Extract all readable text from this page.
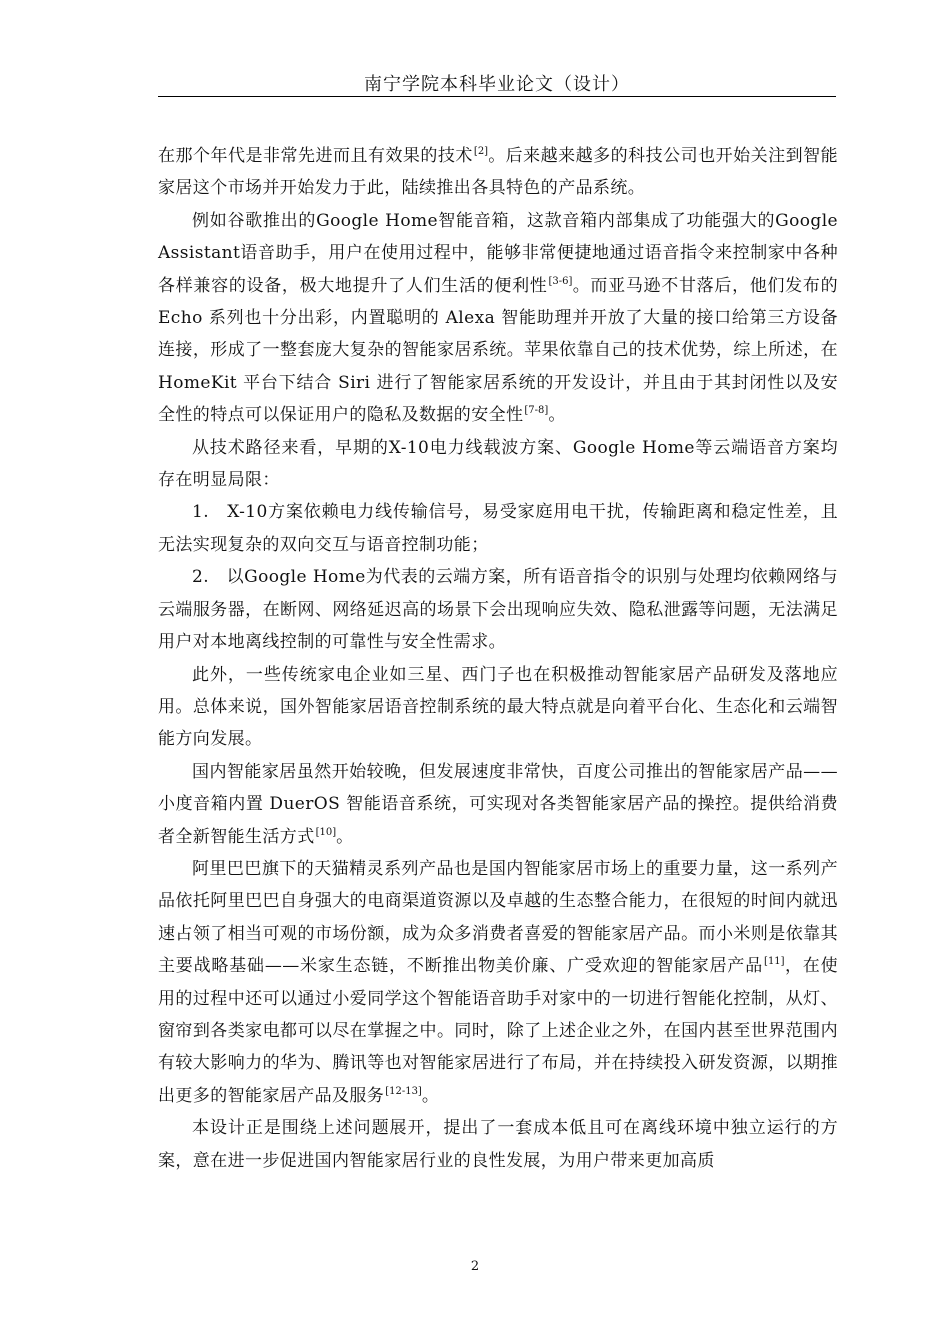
南宁学院本科毕业论文（设计）

在那个年代是非常先进而且有效果的技术[2]。后来越来越多的科技公司也开始关注到智能家居这个市场并开始发力于此，陆续推出各具特色的产品系统。

例如谷歌推出的Google Home智能音箱，这款音箱内部集成了功能强大的Google Assistant语音助手，用户在使用过程中，能够非常便捷地通过语音指令来控制家中各种各样兼容的设备，极大地提升了人们生活的便利性[3-6]。而亚马逊不甘落后，他们发布的 Echo 系列也十分出彩，内置聪明的 Alexa 智能助理并开放了大量的接口给第三方设备连接，形成了一整套庞大复杂的智能家居系统。苹果依靠自己的技术优势，综上所述，在 HomeKit 平台下结合 Siri 进行了智能家居系统的开发设计，并且由于其封闭性以及安全性的特点可以保证用户的隐私及数据的安全性[7-8]。

从技术路径来看，早期的X-10电力线载波方案、Google Home等云端语音方案均存在明显局限：

1.　X-10方案依赖电力线传输信号，易受家庭用电干扰，传输距离和稳定性差，且无法实现复杂的双向交互与语音控制功能；

2.　以Google Home为代表的云端方案，所有语音指令的识别与处理均依赖网络与云端服务器，在断网、网络延迟高的场景下会出现响应失效、隐私泄露等问题，无法满足用户对本地离线控制的可靠性与安全性需求。

此外，一些传统家电企业如三星、西门子也在积极推动智能家居产品研发及落地应用。总体来说，国外智能家居语音控制系统的最大特点就是向着平台化、生态化和云端智能方向发展。

国内智能家居虽然开始较晚，但发展速度非常快，百度公司推出的智能家居产品——小度音箱内置 DuerOS 智能语音系统，可实现对各类智能家居产品的操控。提供给消费者全新智能生活方式[10]。

阿里巴巴旗下的天猫精灵系列产品也是国内智能家居市场上的重要力量，这一系列产品依托阿里巴巴自身强大的电商渠道资源以及卓越的生态整合能力，在很短的时间内就迅速占领了相当可观的市场份额，成为众多消费者喜爱的智能家居产品。而小米则是依靠其主要战略基础——米家生态链，不断推出物美价廉、广受欢迎的智能家居产品[11]，在使用的过程中还可以通过小爱同学这个智能语音助手对家中的一切进行智能化控制，从灯、窗帘到各类家电都可以尽在掌握之中。同时，除了上述企业之外，在国内甚至世界范围内有较大影响力的华为、腾讯等也对智能家居进行了布局，并在持续投入研发资源，以期推出更多的智能家居产品及服务[12-13]。

本设计正是围绕上述问题展开，提出了一套成本低且可在离线环境中独立运行的方案，意在进一步促进国内智能家居行业的良性发展，为用户带来更加高质

2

----------------

◆ PROBLEM REQUIREMENTS ◆
Give all the lines above again, character for character, without pictures.

◆ OUTPUT OF THE EXERCISE ◆
Extract all readable text from this page.
南宁学院本科毕业论文（设计）

在那个年代是非常先进而且有效果的技术[2]。后来越来越多的科技公司也开始关注到智能家居这个市场并开始发力于此，陆续推出各具特色的产品系统。

例如谷歌推出的Google Home智能音箱，这款音箱内部集成了功能强大的Google Assistant语音助手，用户在使用过程中，能够非常便捷地通过语音指令来控制家中各种各样兼容的设备，极大地提升了人们生活的便利性[3-6]。而亚马逊不甘落后，他们发布的 Echo 系列也十分出彩，内置聪明的 Alexa 智能助理并开放了大量的接口给第三方设备连接，形成了一整套庞大复杂的智能家居系统。苹果依靠自己的技术优势，综上所述，在 HomeKit 平台下结合 Siri 进行了智能家居系统的开发设计，并且由于其封闭性以及安全性的特点可以保证用户的隐私及数据的安全性[7-8]。

从技术路径来看，早期的X-10电力线载波方案、Google Home等云端语音方案均存在明显局限：

1.　X-10方案依赖电力线传输信号，易受家庭用电干扰，传输距离和稳定性差，且无法实现复杂的双向交互与语音控制功能；

2.　以Google Home为代表的云端方案，所有语音指令的识别与处理均依赖网络与云端服务器，在断网、网络延迟高的场景下会出现响应失效、隐私泄露等问题，无法满足用户对本地离线控制的可靠性与安全性需求。

此外，一些传统家电企业如三星、西门子也在积极推动智能家居产品研发及落地应用。总体来说，国外智能家居语音控制系统的最大特点就是向着平台化、生态化和云端智能方向发展。

国内智能家居虽然开始较晚，但发展速度非常快，百度公司推出的智能家居产品——小度音箱内置 DuerOS 智能语音系统，可实现对各类智能家居产品的操控。提供给消费者全新智能生活方式[10]。

阿里巴巴旗下的天猫精灵系列产品也是国内智能家居市场上的重要力量，这一系列产品依托阿里巴巴自身强大的电商渠道资源以及卓越的生态整合能力，在很短的时间内就迅速占领了相当可观的市场份额，成为众多消费者喜爱的智能家居产品。而小米则是依靠其主要战略基础——米家生态链，不断推出物美价廉、广受欢迎的智能家居产品[11]，在使用的过程中还可以通过小爱同学这个智能语音助手对家中的一切进行智能化控制，从灯、窗帘到各类家电都可以尽在掌握之中。同时，除了上述企业之外，在国内甚至世界范围内有较大影响力的华为、腾讯等也对智能家居进行了布局，并在持续投入研发资源，以期推出更多的智能家居产品及服务[12-13]。

本设计正是围绕上述问题展开，提出了一套成本低且可在离线环境中独立运行的方案，意在进一步促进国内智能家居行业的良性发展，为用户带来更加高质

2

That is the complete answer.